▶ _EXCERPTED TEXT_:
— BEGIN —

Tutorial Description

Processing-in-Memory (PIM) is a computing paradigm that aims at overcoming the data movement bottleneck (i.e., the waste of execution cycles and energy resulting from the back-and-forth data movement between memory units and compute units) by making memory compute-capable.

Explored over several decades since the 1960s, PIM systems are becoming a reality with the advent of the first commercial products and prototypes.

A number of startups (e.g., UPMEM, Neuroblade) are already commercializing real PIM hardware, each with its own design approach and target applications. Several major vendors (e.g., Samsung, SK Hynix, Alibaba) have presented real PIM chip prototypes in the last two years. Most of these architectures have in common that they place compute units near the memory arrays. This type of PIM is called processing near memory (PNM).

PIM can provide large improvements in both performance and energy consumption for many modern applications, thereby enabling a commercially viable way of dealing with huge amounts of data that is bottlenecking our computing systems. Yet, it is critical to (1) study and understand the characteristics that make a workload suitable for a PIM architecture, (2) propose optimization strategies for PIM kernels, and (3) develop programming frameworks and tools that can lower the learning curve and ease the adoption of PIM.

This tutorial focuses on the latest advances in PIM technology, workload characterization for PIM, and programming and optimizing PIM kernels. We will (1) provide an introduction to PIM and taxonomy of PIM systems, (2) give an overview and a rigorous analysis of existing real-world PIM hardware, (3) conduct hand-on labs about important workloads (machine learning, sparse linear algebra, bioinformatics, etc.) using real PIM systems, and (4) shed light on how to improve future PIM systems for such workloads.

— END —

▶ _LISTED RECORDS_:

— BEGIN —

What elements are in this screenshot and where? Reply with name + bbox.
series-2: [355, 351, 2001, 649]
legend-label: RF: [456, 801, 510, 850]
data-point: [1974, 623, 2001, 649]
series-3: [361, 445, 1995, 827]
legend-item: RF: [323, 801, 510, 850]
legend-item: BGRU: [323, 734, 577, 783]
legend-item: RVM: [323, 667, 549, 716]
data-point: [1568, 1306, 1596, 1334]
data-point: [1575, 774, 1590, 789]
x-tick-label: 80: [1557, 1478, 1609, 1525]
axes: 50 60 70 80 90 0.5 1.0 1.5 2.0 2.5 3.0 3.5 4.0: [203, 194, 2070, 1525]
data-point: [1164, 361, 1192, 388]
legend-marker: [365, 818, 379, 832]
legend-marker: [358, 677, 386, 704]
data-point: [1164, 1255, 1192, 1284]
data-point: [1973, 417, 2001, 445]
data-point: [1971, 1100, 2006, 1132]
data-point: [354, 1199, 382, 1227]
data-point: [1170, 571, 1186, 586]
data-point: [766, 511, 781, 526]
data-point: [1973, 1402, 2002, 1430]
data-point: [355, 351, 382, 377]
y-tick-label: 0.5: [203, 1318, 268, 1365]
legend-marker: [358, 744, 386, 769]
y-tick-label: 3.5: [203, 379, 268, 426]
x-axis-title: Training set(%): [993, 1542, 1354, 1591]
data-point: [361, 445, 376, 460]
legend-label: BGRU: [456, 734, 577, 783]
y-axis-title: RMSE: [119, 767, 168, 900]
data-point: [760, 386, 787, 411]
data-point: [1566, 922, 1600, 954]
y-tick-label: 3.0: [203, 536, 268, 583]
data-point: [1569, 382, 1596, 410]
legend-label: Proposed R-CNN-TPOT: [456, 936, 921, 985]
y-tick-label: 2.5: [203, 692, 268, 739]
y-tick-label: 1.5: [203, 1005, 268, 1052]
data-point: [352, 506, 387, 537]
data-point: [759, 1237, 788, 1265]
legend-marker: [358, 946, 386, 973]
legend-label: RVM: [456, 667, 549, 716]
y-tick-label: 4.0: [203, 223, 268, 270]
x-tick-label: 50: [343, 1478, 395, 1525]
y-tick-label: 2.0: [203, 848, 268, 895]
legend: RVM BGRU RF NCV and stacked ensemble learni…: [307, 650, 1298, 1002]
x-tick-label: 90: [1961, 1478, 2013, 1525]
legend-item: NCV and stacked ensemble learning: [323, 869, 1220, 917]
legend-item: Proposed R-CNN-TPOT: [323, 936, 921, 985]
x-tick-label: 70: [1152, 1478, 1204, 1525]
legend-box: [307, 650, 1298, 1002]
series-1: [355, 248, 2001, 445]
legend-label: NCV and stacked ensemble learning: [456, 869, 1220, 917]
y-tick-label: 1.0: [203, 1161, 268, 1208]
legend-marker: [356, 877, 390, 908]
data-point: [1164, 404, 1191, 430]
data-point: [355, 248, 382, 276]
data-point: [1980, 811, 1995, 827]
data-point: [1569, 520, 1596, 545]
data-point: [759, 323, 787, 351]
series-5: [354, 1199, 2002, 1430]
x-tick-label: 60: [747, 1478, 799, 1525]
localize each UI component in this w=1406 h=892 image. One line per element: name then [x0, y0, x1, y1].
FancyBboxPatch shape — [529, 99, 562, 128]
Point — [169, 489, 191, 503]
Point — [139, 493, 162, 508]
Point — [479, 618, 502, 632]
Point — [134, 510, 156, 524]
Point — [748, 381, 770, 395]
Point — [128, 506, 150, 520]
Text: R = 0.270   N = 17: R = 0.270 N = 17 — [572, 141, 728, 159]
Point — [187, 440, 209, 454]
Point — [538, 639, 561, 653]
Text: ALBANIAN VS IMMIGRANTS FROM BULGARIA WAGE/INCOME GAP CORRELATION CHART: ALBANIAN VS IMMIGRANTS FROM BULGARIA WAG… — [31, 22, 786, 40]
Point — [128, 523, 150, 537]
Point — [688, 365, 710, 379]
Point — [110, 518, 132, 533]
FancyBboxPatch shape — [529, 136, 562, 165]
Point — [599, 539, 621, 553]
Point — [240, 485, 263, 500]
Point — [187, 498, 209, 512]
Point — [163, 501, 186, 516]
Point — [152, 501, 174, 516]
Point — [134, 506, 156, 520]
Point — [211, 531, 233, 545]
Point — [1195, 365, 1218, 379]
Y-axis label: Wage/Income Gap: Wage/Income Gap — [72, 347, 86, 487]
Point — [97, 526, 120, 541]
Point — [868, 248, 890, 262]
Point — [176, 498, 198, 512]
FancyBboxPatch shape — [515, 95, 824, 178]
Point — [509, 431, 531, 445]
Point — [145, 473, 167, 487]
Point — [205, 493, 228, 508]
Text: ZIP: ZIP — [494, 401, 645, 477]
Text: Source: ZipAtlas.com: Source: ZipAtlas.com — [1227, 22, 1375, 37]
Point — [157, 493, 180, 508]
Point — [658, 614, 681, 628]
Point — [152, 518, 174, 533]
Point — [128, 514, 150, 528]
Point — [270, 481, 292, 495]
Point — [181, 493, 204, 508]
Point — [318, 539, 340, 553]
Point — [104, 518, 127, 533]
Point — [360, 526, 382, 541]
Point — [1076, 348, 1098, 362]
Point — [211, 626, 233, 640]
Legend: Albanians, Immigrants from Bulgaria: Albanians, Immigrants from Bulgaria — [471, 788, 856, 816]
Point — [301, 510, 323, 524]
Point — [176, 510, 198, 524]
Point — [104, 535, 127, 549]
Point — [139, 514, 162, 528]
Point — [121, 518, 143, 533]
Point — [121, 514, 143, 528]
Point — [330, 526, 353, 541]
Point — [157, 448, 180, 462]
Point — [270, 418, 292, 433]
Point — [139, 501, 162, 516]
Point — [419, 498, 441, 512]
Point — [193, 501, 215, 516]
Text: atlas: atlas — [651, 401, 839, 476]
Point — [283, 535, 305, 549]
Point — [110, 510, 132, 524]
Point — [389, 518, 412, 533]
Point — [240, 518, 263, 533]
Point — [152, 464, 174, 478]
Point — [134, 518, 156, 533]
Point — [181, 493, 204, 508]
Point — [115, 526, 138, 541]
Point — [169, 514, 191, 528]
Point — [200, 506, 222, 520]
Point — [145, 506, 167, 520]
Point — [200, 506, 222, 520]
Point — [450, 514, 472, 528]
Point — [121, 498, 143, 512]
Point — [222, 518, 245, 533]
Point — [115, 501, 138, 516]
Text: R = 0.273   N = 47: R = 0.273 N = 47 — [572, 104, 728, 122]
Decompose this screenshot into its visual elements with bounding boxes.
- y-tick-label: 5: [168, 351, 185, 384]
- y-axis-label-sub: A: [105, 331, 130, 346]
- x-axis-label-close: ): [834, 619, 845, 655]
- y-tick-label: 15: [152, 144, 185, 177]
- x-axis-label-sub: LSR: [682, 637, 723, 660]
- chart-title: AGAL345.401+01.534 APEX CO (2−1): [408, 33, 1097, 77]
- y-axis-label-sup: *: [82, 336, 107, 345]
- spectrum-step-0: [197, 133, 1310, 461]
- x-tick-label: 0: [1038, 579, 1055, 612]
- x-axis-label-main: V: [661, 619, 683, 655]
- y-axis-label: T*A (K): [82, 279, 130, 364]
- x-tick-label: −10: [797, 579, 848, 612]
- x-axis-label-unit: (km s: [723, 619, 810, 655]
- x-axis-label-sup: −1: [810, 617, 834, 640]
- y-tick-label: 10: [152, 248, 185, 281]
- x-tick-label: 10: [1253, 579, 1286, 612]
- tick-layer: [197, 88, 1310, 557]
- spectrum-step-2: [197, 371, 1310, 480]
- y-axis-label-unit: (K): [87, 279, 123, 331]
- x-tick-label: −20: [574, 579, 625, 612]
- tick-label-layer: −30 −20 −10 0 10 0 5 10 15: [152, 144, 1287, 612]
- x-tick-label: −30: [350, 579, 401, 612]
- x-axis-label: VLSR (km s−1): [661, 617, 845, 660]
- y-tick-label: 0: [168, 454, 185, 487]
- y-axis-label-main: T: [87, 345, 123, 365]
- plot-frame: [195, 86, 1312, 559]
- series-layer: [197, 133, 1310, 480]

— END —

▶ _SET TASK_:
Pick up the processing-in-memory tutorial description after its last sentence and continue it.

▶ _ANSWER FOR THE TASK_:
YouTube livestream


Agenda (Tentative, October 29, 2023)


  1. Introduction: PIM as a paradigm to overcome the data movement bottleneck.
  2. PIM taxonomy: PNM (processing near memory) and PUM (processing using memory).
  3. General-purpose PNM: UPMEM PIM.
  4. PNM for neural networks: Samsung HBM-PIM, SK Hynix AiM.
  5. PNM for recommender systems: Samsung AxDIMM, Alibaba PNM.
  6. PUM prototypes: PiDRAM, SRAM-based PUM, Flash-based PUM.
  7. Other approaches: Neuroblade, Mythic.
  8. Adoption issues: How to enable PIM?
  9. Hands-on labs: Programming a real PIM system.

Learning Materials

  • Gómez-Luna, J., and Mutlu, O., Data-Centric Architectures: Fundamentally Improving Performance and Energy (227-0085-37L), ETH Zürich, Fall 2022.
  • Mutlu, O., Ghose, S., Gómez-Luna, J., and Ausavarungnirun, R. A Modern Primer on Processing in Memory. In Emerging Computing: From Devices to Systems, 2023.
  • Gómez-Luna, J., El Hajj, I., Fernandez, I., Giannoula, C., Oliveira, G. F., and Mutlu, O. (2022). Benchmarking a New Paradigm: Experimental Analysis and Characterization of a Real Processing-in-Memory System. IEEE Access, 2022.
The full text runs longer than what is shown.